• Verilen görev: Aşağıdaki alıntılanan metinde "Yaz geliyor, heyecanla" ifadesinden "iyi ettiğinizi anlatıyor." ifadesine kadar olan bölümü hiç değiştirmeden yazın.

──────── Alıntılanan metin ────────

Yaz geliyor, heyecanla valizleri yapıp doğduğunuz memlekete, tatile gidiyorsunuz. Arkadaşlar, aile, mahalle sarmalıyor sizi. Yemekler, iklim, deniz, müzikler ve çocukluk anılarından mest oluyorsunuz. Sonra yakın bir dostunuzun çok hasta olduğunu öğreniyorsunuz, ya da ailenizden birinin. Onu bir daha görüp göremeyeceğiniz içinizi kemiriyor. Ters bir komşu sizi yurt dışına giderek sadece kendinizi düşünmekle suçlarken, hiç okula gitmemiş halanız fotğraflı köşe yazılı sararmış gazeteyi gösterip gitmekle ne iyi ettiğinizi anlatıyor.

──────── Gösterilen bilgiler ────────

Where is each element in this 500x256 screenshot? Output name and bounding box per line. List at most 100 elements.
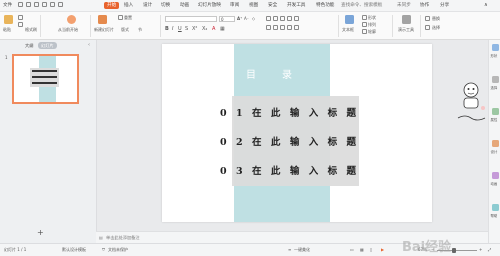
redo-icon[interactable]	[50, 2, 55, 7]
tab-10[interactable]: 特色功能	[316, 2, 334, 8]
align-right-icon[interactable]	[280, 25, 285, 30]
bold-icon[interactable]: B	[165, 26, 169, 32]
clear-format-icon[interactable]: ◇	[252, 16, 255, 21]
slide-canvas[interactable]: 目录 01在此输入标题 02在此输入标题 03在此输入标题	[162, 44, 432, 222]
indent-icon[interactable]	[280, 16, 285, 21]
outline-label[interactable]: 轮廓	[368, 29, 376, 35]
layout-icon[interactable]	[118, 15, 123, 20]
protect-status[interactable]: 文档未保护	[108, 247, 128, 253]
select-label[interactable]: 选择	[432, 25, 440, 31]
select-icon[interactable]	[425, 25, 430, 30]
beautify-button[interactable]: 一键美化	[294, 247, 310, 253]
share-button[interactable]: 分享	[440, 2, 449, 8]
new-slide-label[interactable]: 新建幻灯片	[94, 27, 114, 33]
reset-label[interactable]: 重置	[124, 15, 132, 21]
outline-icon[interactable]	[362, 29, 367, 34]
play-icon[interactable]	[67, 15, 76, 24]
tab-3[interactable]: 切换	[161, 2, 170, 8]
design-pane-icon[interactable]	[491, 140, 499, 147]
slide-title[interactable]: 目录	[234, 66, 330, 81]
file-menu[interactable]: 文件	[3, 2, 12, 8]
tab-7[interactable]: 视图	[249, 2, 258, 8]
normal-view-icon[interactable]: ▭	[350, 247, 354, 252]
justify-icon[interactable]	[287, 25, 292, 30]
sorter-view-icon[interactable]: ▦	[360, 247, 364, 252]
italic-icon[interactable]: I	[172, 26, 173, 32]
tab-1[interactable]: 插入	[124, 2, 133, 8]
reading-view-icon[interactable]: ▯	[370, 247, 372, 252]
section-label[interactable]: 节	[138, 27, 142, 33]
distribute-icon[interactable]	[294, 25, 299, 30]
print-icon[interactable]	[34, 2, 39, 7]
animation-pane-icon[interactable]	[491, 172, 499, 179]
tab-6[interactable]: 审阅	[230, 2, 239, 8]
play-from-current-label[interactable]: 从当前开始	[58, 27, 78, 33]
superscript-icon[interactable]: X²	[192, 26, 197, 32]
highlight-icon[interactable]: ▦	[220, 26, 225, 32]
tab-9[interactable]: 开发工具	[287, 2, 305, 8]
shape-label[interactable]: 形状	[368, 15, 376, 21]
grow-font-icon[interactable]: A⁺	[237, 16, 242, 21]
shape-icon[interactable]	[362, 15, 367, 20]
outdent-icon[interactable]	[287, 16, 292, 21]
more-icon[interactable]	[58, 2, 63, 7]
open-icon[interactable]	[26, 2, 31, 7]
align-center-icon[interactable]	[273, 25, 278, 30]
tab-outline[interactable]: 大纲	[22, 42, 36, 49]
tab-2[interactable]: 设计	[143, 2, 152, 8]
new-slide-icon[interactable]	[98, 15, 107, 24]
beautify-icon[interactable]: ≡	[288, 247, 291, 252]
minimize-icon[interactable]: ∧	[484, 2, 488, 8]
collapse-panel-icon[interactable]: ‹	[88, 42, 90, 48]
undo-icon[interactable]	[42, 2, 47, 7]
layout-label[interactable]: 版式	[121, 27, 129, 33]
copy-icon[interactable]	[18, 22, 23, 27]
font-name-input[interactable]	[165, 16, 217, 22]
align-left-icon[interactable]	[266, 25, 271, 30]
replace-label[interactable]: 替换	[432, 16, 440, 22]
zoom-in-icon[interactable]: +	[479, 247, 482, 252]
toc-item-2[interactable]: 02在此输入标题	[220, 134, 370, 148]
tab-4[interactable]: 动画	[180, 2, 189, 8]
line-spacing-icon[interactable]	[294, 16, 299, 21]
tab-slides[interactable]: 幻灯片	[38, 42, 57, 49]
replace-icon[interactable]	[425, 16, 430, 21]
notes-placeholder[interactable]: 单击此处添加备注	[106, 235, 140, 241]
tab-0[interactable]: 开始	[104, 1, 120, 9]
save-icon[interactable]	[18, 2, 23, 7]
format-painter-label[interactable]: 格式刷	[25, 27, 37, 33]
toc-item-1[interactable]: 01在此输入标题	[220, 105, 370, 119]
textbox-icon[interactable]	[345, 15, 354, 24]
help-pane-icon[interactable]	[491, 204, 499, 211]
presenter-tools-label[interactable]: 演示工具	[398, 27, 414, 33]
tab-8[interactable]: 安全	[268, 2, 277, 8]
cut-icon[interactable]	[18, 15, 23, 20]
shadow-icon[interactable]: S	[185, 26, 188, 32]
font-size-input[interactable]: 0	[219, 16, 235, 22]
select-pane-icon[interactable]	[491, 76, 499, 83]
tab-5[interactable]: 幻灯片放映	[198, 2, 221, 8]
add-slide-button[interactable]: +	[37, 228, 44, 237]
arrange-icon[interactable]	[362, 22, 367, 27]
property-pane-icon[interactable]	[491, 108, 499, 115]
arrange-label[interactable]: 排列	[368, 22, 376, 28]
subscript-icon[interactable]: X₂	[202, 26, 207, 32]
fit-window-icon[interactable]: ⤢	[488, 247, 491, 252]
shrink-font-icon[interactable]: A⁻	[244, 16, 249, 21]
presenter-tools-icon[interactable]	[402, 15, 411, 24]
number-list-icon[interactable]	[273, 16, 278, 21]
font-color-icon[interactable]: A	[212, 26, 215, 32]
collab-button[interactable]: 协作	[420, 2, 429, 8]
shape-pane-icon[interactable]	[491, 44, 499, 51]
zoom-slider-thumb[interactable]	[452, 247, 456, 253]
toc-item-3[interactable]: 03在此输入标题	[220, 163, 370, 177]
sync-status[interactable]: 未同步	[397, 2, 411, 8]
slide-thumbnail[interactable]	[12, 54, 79, 104]
search-input[interactable]: 查找命令、搜索模板	[341, 2, 382, 8]
theme-name[interactable]: 默认设计模板	[62, 247, 86, 253]
slideshow-play-icon[interactable]: ▶	[381, 247, 384, 252]
bullet-list-icon[interactable]	[266, 16, 271, 21]
textbox-label[interactable]: 文本框	[342, 27, 354, 33]
paste-icon[interactable]	[4, 15, 13, 24]
underline-icon[interactable]: U	[178, 26, 182, 32]
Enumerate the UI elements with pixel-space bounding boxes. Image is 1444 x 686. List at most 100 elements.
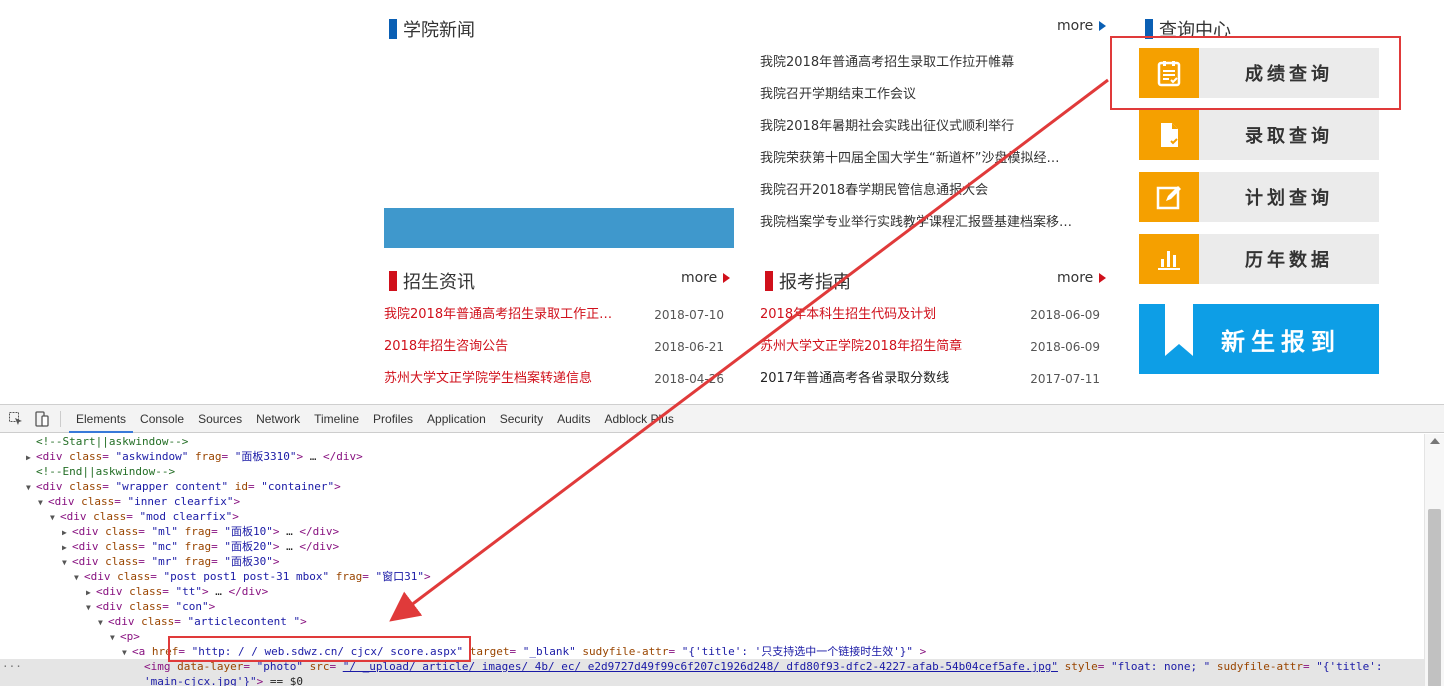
code-token-val: "{'title': '只支持选中一个链接时生效'}" (681, 645, 914, 658)
code-token-tag: <div (72, 555, 106, 568)
dom-node-line[interactable]: ▼ <div class= "articlecontent "> (0, 614, 1424, 629)
inspect-cursor-icon[interactable] (6, 409, 26, 429)
code-token-tag: = (114, 495, 128, 508)
list-item[interactable]: 我院2018年普通高考招生录取工作正… 2018-07-10 (384, 304, 724, 336)
tab-security[interactable]: Security (493, 405, 550, 433)
code-token-val: "inner clearfix" (127, 495, 234, 508)
code-token-tag: = (211, 525, 225, 538)
code-token-tag: > (423, 570, 431, 583)
dom-node-line[interactable]: 'main-cjcx.jpg'}"> == $0 (0, 674, 1424, 686)
tab-elements[interactable]: Elements (69, 405, 134, 433)
news-item[interactable]: 我院荣获第十四届全国大学生“新道杯”沙盘模拟经… (760, 148, 1105, 180)
collapse-triangle-icon[interactable]: ▼ (86, 600, 96, 615)
plan-query-button[interactable]: 计划查询 (1139, 172, 1379, 222)
node-menu-icon[interactable]: ··· (2, 659, 22, 674)
dom-node-line[interactable]: ▼ <div class= "con"> (0, 599, 1424, 614)
code-token-tag: > (272, 525, 280, 538)
dom-node-line[interactable]: ▶ <div class= "tt"> … </div> (0, 584, 1424, 599)
admissions-more-link[interactable]: more (681, 270, 731, 286)
list-item[interactable]: 2018年本科生招生代码及计划 2018-06-09 (760, 304, 1100, 336)
code-token-val: "mod clearfix" (139, 510, 233, 523)
dom-node-line[interactable]: ▶ <div class= "mc" frag= "面板20"> … </div> (0, 539, 1424, 554)
code-token-txt: … (208, 585, 229, 598)
tab-timeline[interactable]: Timeline (307, 405, 366, 433)
code-token-val: 'main-cjcx.jpg'}" (144, 675, 257, 686)
tab-application[interactable]: Application (420, 405, 493, 433)
expand-triangle-icon[interactable]: ▶ (62, 540, 72, 555)
news-item[interactable]: 我院档案学专业举行实践教学课程汇报暨基建档案移… (760, 212, 1105, 244)
code-token-attr: class (105, 525, 139, 538)
code-token-val: "mc" (151, 540, 179, 553)
list-item[interactable]: 2017年普通高考各省录取分数线 2017-07-11 (760, 368, 1100, 400)
code-token-val: "articlecontent " (187, 615, 301, 628)
scrollbar-thumb[interactable] (1428, 509, 1441, 686)
list-item[interactable]: 苏州大学文正学院2018年招生简章 2018-06-09 (760, 336, 1100, 368)
code-token-txt: … (303, 450, 323, 463)
collapse-triangle-icon[interactable]: ▼ (74, 570, 84, 585)
device-mode-icon[interactable] (32, 409, 52, 429)
devtools-toolbar: Elements Console Sources Network Timeline Pro… (0, 405, 1444, 433)
history-data-button[interactable]: 历年数据 (1139, 234, 1379, 284)
tab-audits[interactable]: Audits (550, 405, 597, 433)
collapse-triangle-icon[interactable]: ▼ (122, 645, 132, 660)
scroll-up-icon[interactable] (1430, 438, 1440, 444)
news-more-link[interactable]: more (1057, 18, 1107, 34)
code-token-txt: … (279, 525, 300, 538)
dom-node-line[interactable]: ▼ <div class= "post post1 post-31 mbox" f… (0, 569, 1424, 584)
code-token-attr: class (105, 555, 139, 568)
code-token-val: "_blank" (522, 645, 576, 658)
code-token-tag: <div (60, 510, 94, 523)
tab-network[interactable]: Network (249, 405, 307, 433)
code-token-tag: = (221, 450, 235, 463)
collapse-triangle-icon[interactable]: ▼ (38, 495, 48, 510)
news-item[interactable]: 我院2018年暑期社会实践出征仪式顺利举行 (760, 116, 1105, 148)
list-item[interactable]: 苏州大学文正学院学生档案转递信息 2018-04-26 (384, 368, 724, 400)
collapse-triangle-icon[interactable]: ▼ (110, 630, 120, 645)
code-token-val: "container" (261, 480, 335, 493)
tree-scrollbar[interactable] (1424, 434, 1444, 686)
title-marker (765, 271, 773, 291)
tab-sources[interactable]: Sources (191, 405, 249, 433)
news-item[interactable]: 我院召开学期结束工作会议 (760, 84, 1105, 116)
collapse-triangle-icon[interactable]: ▼ (26, 480, 36, 495)
website-content: 学院新闻 more 我院2018年普通高考招生录取工作拉开帷幕 我院召开学期结束… (0, 0, 1444, 404)
code-token-tag: = (138, 555, 152, 568)
guide-more-link[interactable]: more (1057, 270, 1107, 286)
collapse-triangle-icon[interactable]: ▼ (62, 555, 72, 570)
collapse-triangle-icon[interactable]: ▼ (50, 510, 60, 525)
href-highlight-box (168, 636, 471, 662)
code-token-tag: = (138, 525, 152, 538)
code-token-tag: <div (36, 480, 70, 493)
code-token-tag: <a (132, 645, 152, 658)
code-token-attr: class (141, 615, 175, 628)
tab-profiles[interactable]: Profiles (366, 405, 420, 433)
dom-node-line[interactable]: <!--End||askwindow--> (0, 464, 1424, 479)
dom-node-line[interactable]: <!--Start||askwindow--> (0, 434, 1424, 449)
code-token-tag: > (334, 480, 341, 493)
news-item[interactable]: 我院2018年普通高考招生录取工作拉开帷幕 (760, 52, 1105, 84)
code-token-attr: sudyfile-attr (1210, 660, 1304, 673)
expand-triangle-icon[interactable]: ▶ (26, 450, 36, 465)
admission-query-button[interactable]: 录取查询 (1139, 110, 1379, 160)
dom-node-line[interactable]: ▼ <div class= "mod clearfix"> (0, 509, 1424, 524)
dom-node-line[interactable]: ▼ <div class= "wrapper content" id= "cont… (0, 479, 1424, 494)
dom-node-line[interactable]: ▶ <div class= "askwindow" frag= "面板3310">… (0, 449, 1424, 464)
collapse-triangle-icon[interactable]: ▼ (98, 615, 108, 630)
list-item[interactable]: 2018年招生咨询公告 2018-06-21 (384, 336, 724, 368)
freshman-register-button[interactable]: 新生报到 (1139, 304, 1379, 374)
news-photo[interactable] (384, 44, 734, 248)
expand-triangle-icon[interactable]: ▶ (62, 525, 72, 540)
code-token-val: "tt" (175, 585, 203, 598)
dom-node-line[interactable]: ▶ <div class= "ml" frag= "面板10"> … </div> (0, 524, 1424, 539)
code-token-tag: = (162, 585, 176, 598)
tab-console[interactable]: Console (133, 405, 191, 433)
dom-node-line[interactable]: ▼ <div class= "mr" frag= "面板30"> (0, 554, 1424, 569)
news-item[interactable]: 我院召开2018春学期民管信息通报大会 (760, 180, 1105, 212)
dom-node-line[interactable]: ▼ <div class= "inner clearfix"> (0, 494, 1424, 509)
title-marker (389, 271, 397, 291)
code-token-tag: = (509, 645, 523, 658)
tab-adblock-plus[interactable]: Adblock Plus (597, 405, 680, 433)
code-token-tag: </div> (299, 540, 340, 553)
expand-triangle-icon[interactable]: ▶ (86, 585, 96, 600)
code-token-tag: > (300, 615, 307, 628)
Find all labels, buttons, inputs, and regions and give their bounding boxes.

────────

• Yanıt olarak:
Yaz geliyor, heyecanla valizleri yapıp doğduğunuz memlekete, tatile gidiyorsunuz. Arkadaşlar, aile, mahalle sarmalıyor sizi. Yemekler, iklim, deniz, müzikler ve çocukluk anılarından mest oluyorsunuz. Sonra yakın bir dostunuzun çok hasta olduğunu öğreniyorsunuz, ya da ailenizden birinin. Onu bir daha görüp göremeyeceğiniz içinizi kemiriyor. Ters bir komşu sizi yurt dışına giderek sadece kendinizi düşünmekle suçlarken, hiç okula gitmemiş halanız fotğraflı köşe yazılı sararmış gazeteyi gösterip gitmekle ne iyi ettiğinizi anlatıyor.